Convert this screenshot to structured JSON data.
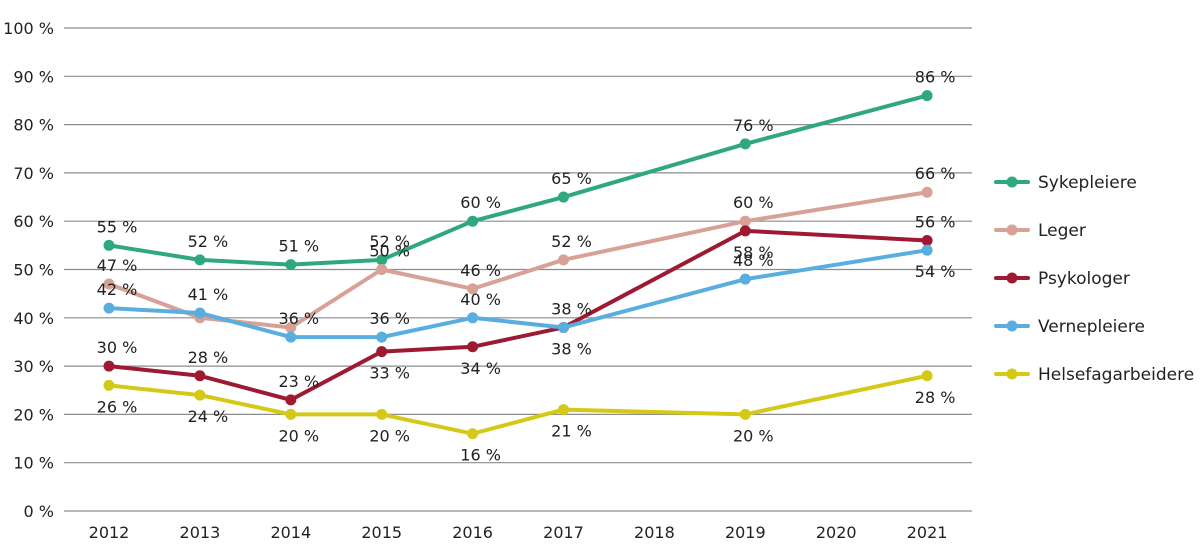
{
  "chart_data": {
    "type": "line",
    "title": "",
    "xlabel": "",
    "ylabel": "",
    "ylim": [
      0,
      100
    ],
    "yticks": [
      0,
      10,
      20,
      30,
      40,
      50,
      60,
      70,
      80,
      90,
      100
    ],
    "ytick_labels": [
      "0 %",
      "10 %",
      "20 %",
      "30 %",
      "40 %",
      "50 %",
      "60 %",
      "70 %",
      "80 %",
      "90 %",
      "100 %"
    ],
    "x": [
      "2012",
      "2013",
      "2014",
      "2015",
      "2016",
      "2017",
      "2018",
      "2019",
      "2020",
      "2021"
    ],
    "grid": true,
    "legend_position": "right",
    "value_suffix": " %",
    "series": [
      {
        "name": "Sykepleiere",
        "color": "#2ea87c",
        "values": [
          55,
          52,
          51,
          52,
          60,
          65,
          null,
          76,
          null,
          86
        ],
        "label_position": [
          "above",
          "above",
          "above",
          "above",
          "above",
          "above",
          null,
          "above",
          null,
          "above"
        ],
        "labels": [
          "55 %",
          "52 %",
          "51 %",
          "52 %",
          "60 %",
          "65 %",
          null,
          "76 %",
          null,
          "86 %"
        ]
      },
      {
        "name": "Leger",
        "color": "#d7a195",
        "values": [
          47,
          40,
          38,
          50,
          46,
          52,
          null,
          60,
          null,
          66
        ],
        "label_position": [
          "above",
          null,
          null,
          "above",
          "above",
          "above",
          null,
          "above",
          null,
          "above"
        ],
        "labels": [
          "47 %",
          null,
          null,
          "50 %",
          "46 %",
          "52 %",
          null,
          "60 %",
          null,
          "66 %"
        ]
      },
      {
        "name": "Psykologer",
        "color": "#9e1a32",
        "values": [
          30,
          28,
          23,
          33,
          34,
          38,
          null,
          58,
          null,
          56
        ],
        "label_position": [
          "above",
          "above",
          "above",
          "below",
          "below",
          "above",
          null,
          "below",
          null,
          "above"
        ],
        "labels": [
          "30 %",
          "28 %",
          "23 %",
          "33 %",
          "34 %",
          "38 %",
          null,
          "58 %",
          null,
          "56 %"
        ]
      },
      {
        "name": "Vernepleiere",
        "color": "#5aaedf",
        "values": [
          42,
          41,
          36,
          36,
          40,
          38,
          null,
          48,
          null,
          54
        ],
        "label_position": [
          "above",
          "above",
          "above",
          "above",
          "above",
          "below",
          null,
          "above",
          null,
          "below"
        ],
        "labels": [
          "42 %",
          "41 %",
          "36 %",
          "36 %",
          "40 %",
          "38 %",
          null,
          "48 %",
          null,
          "54 %"
        ]
      },
      {
        "name": "Helsefagarbeidere",
        "color": "#d4c916",
        "values": [
          26,
          24,
          20,
          20,
          16,
          21,
          null,
          20,
          null,
          28
        ],
        "label_position": [
          "below",
          "below",
          "below",
          "below",
          "below",
          "below",
          null,
          "below",
          null,
          "below"
        ],
        "labels": [
          "26 %",
          "24 %",
          "20 %",
          "20 %",
          "16 %",
          "21 %",
          null,
          "20 %",
          null,
          "28 %"
        ]
      }
    ]
  }
}
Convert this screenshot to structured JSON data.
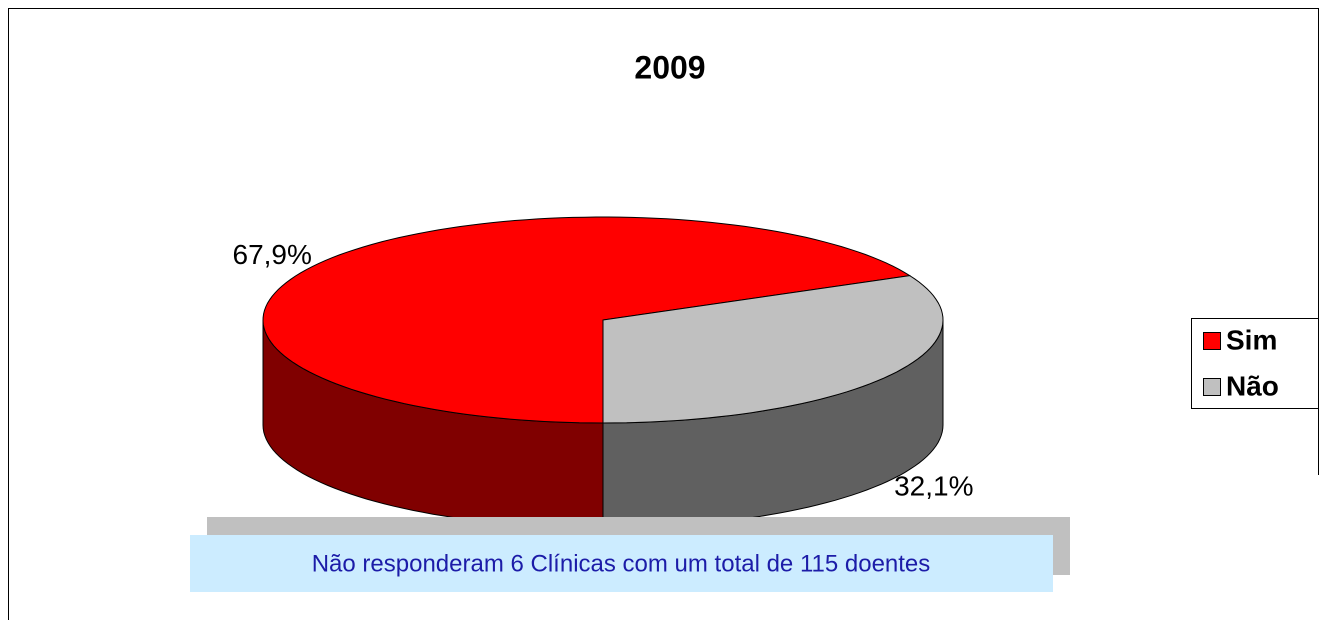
{
  "chart_data": {
    "type": "pie",
    "title": "2009",
    "categories": [
      "Sim",
      "Não"
    ],
    "values": [
      67.9,
      32.1
    ],
    "value_labels": [
      "67,9%",
      "32,1%"
    ],
    "colors": [
      "#ff0000",
      "#c0c0c0"
    ],
    "legend": "right",
    "annotation": "Não responderam 6 Clínicas com um total de 115 doentes"
  }
}
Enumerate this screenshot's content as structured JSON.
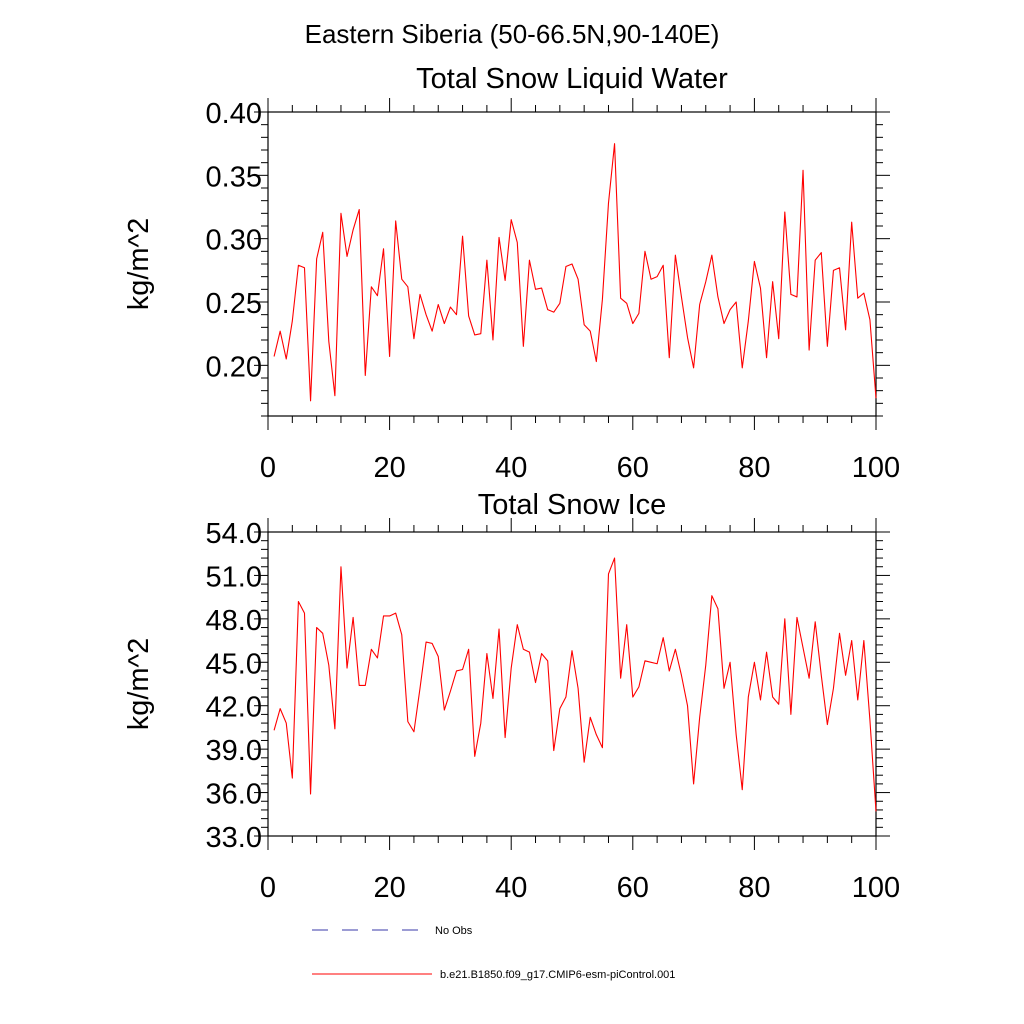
{
  "page_title": "Eastern Siberia (50-66.5N,90-140E)",
  "colors": {
    "model": "#ff0000",
    "obs": "#3a3aaa",
    "axis": "#000000"
  },
  "legend": {
    "obs_label": "No Obs",
    "model_label": "b.e21.B1850.f09_g17.CMIP6-esm-piControl.001"
  },
  "chart_data": [
    {
      "type": "line",
      "title": "Total Snow Liquid Water",
      "xlabel": "",
      "ylabel": "kg/m^2",
      "xlim": [
        0,
        100
      ],
      "ylim": [
        0.16,
        0.4
      ],
      "xticks": [
        0,
        20,
        40,
        60,
        80,
        100
      ],
      "xtick_labels": [
        "0",
        "20",
        "40",
        "60",
        "80",
        "100"
      ],
      "yticks": [
        0.2,
        0.25,
        0.3,
        0.35,
        0.4
      ],
      "ytick_labels": [
        "0.20",
        "0.25",
        "0.30",
        "0.35",
        "0.40"
      ],
      "series": [
        {
          "name": "b.e21.B1850.f09_g17.CMIP6-esm-piControl.001",
          "x_start": 1,
          "values": [
            0.207,
            0.227,
            0.205,
            0.235,
            0.279,
            0.277,
            0.172,
            0.284,
            0.305,
            0.219,
            0.176,
            0.32,
            0.286,
            0.307,
            0.323,
            0.192,
            0.262,
            0.255,
            0.292,
            0.207,
            0.314,
            0.268,
            0.262,
            0.221,
            0.256,
            0.24,
            0.227,
            0.248,
            0.233,
            0.246,
            0.24,
            0.302,
            0.239,
            0.224,
            0.225,
            0.283,
            0.22,
            0.301,
            0.267,
            0.315,
            0.297,
            0.215,
            0.283,
            0.26,
            0.261,
            0.244,
            0.242,
            0.249,
            0.278,
            0.28,
            0.268,
            0.232,
            0.227,
            0.203,
            0.252,
            0.328,
            0.375,
            0.253,
            0.249,
            0.233,
            0.241,
            0.29,
            0.268,
            0.27,
            0.279,
            0.206,
            0.287,
            0.254,
            0.222,
            0.198,
            0.248,
            0.266,
            0.287,
            0.254,
            0.233,
            0.244,
            0.25,
            0.198,
            0.235,
            0.282,
            0.261,
            0.206,
            0.266,
            0.221,
            0.321,
            0.256,
            0.254,
            0.354,
            0.212,
            0.283,
            0.289,
            0.215,
            0.275,
            0.277,
            0.228,
            0.313,
            0.253,
            0.257,
            0.236,
            0.174
          ]
        }
      ]
    },
    {
      "type": "line",
      "title": "Total Snow Ice",
      "xlabel": "",
      "ylabel": "kg/m^2",
      "xlim": [
        0,
        100
      ],
      "ylim": [
        33.0,
        54.0
      ],
      "xticks": [
        0,
        20,
        40,
        60,
        80,
        100
      ],
      "xtick_labels": [
        "0",
        "20",
        "40",
        "60",
        "80",
        "100"
      ],
      "yticks": [
        33.0,
        36.0,
        39.0,
        42.0,
        45.0,
        48.0,
        51.0,
        54.0
      ],
      "ytick_labels": [
        "33.0",
        "36.0",
        "39.0",
        "42.0",
        "45.0",
        "48.0",
        "51.0",
        "54.0"
      ],
      "series": [
        {
          "name": "b.e21.B1850.f09_g17.CMIP6-esm-piControl.001",
          "x_start": 1,
          "values": [
            40.3,
            41.8,
            40.8,
            37.0,
            49.2,
            48.4,
            35.9,
            47.4,
            47.0,
            44.8,
            40.4,
            51.6,
            44.6,
            48.1,
            43.4,
            43.4,
            45.9,
            45.3,
            48.2,
            48.2,
            48.4,
            46.9,
            40.9,
            40.2,
            43.2,
            46.4,
            46.3,
            45.4,
            41.7,
            43.0,
            44.4,
            44.5,
            45.9,
            38.5,
            40.8,
            45.6,
            42.5,
            47.3,
            39.8,
            44.6,
            47.6,
            45.9,
            45.7,
            43.6,
            45.6,
            45.1,
            38.9,
            41.8,
            42.6,
            45.8,
            43.2,
            38.1,
            41.2,
            40.0,
            39.1,
            51.1,
            52.2,
            43.9,
            47.6,
            42.6,
            43.3,
            45.1,
            45.0,
            44.9,
            46.7,
            44.4,
            45.9,
            44.1,
            42.0,
            36.6,
            41.2,
            44.8,
            49.6,
            48.7,
            43.2,
            45.0,
            40.0,
            36.2,
            42.6,
            45.0,
            42.4,
            45.7,
            42.6,
            42.1,
            48.0,
            41.4,
            48.1,
            46.0,
            43.9,
            47.8,
            44.1,
            40.7,
            43.2,
            47.0,
            44.1,
            46.5,
            42.4,
            46.5,
            41.0,
            34.7
          ]
        }
      ]
    }
  ]
}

**WHAT IS ASKED:** Copy all lines above containing the string "Snow".

**EXERCISE OUTPUT:**
      "title": "Total Snow Liquid Water",
      "title": "Total Snow Ice",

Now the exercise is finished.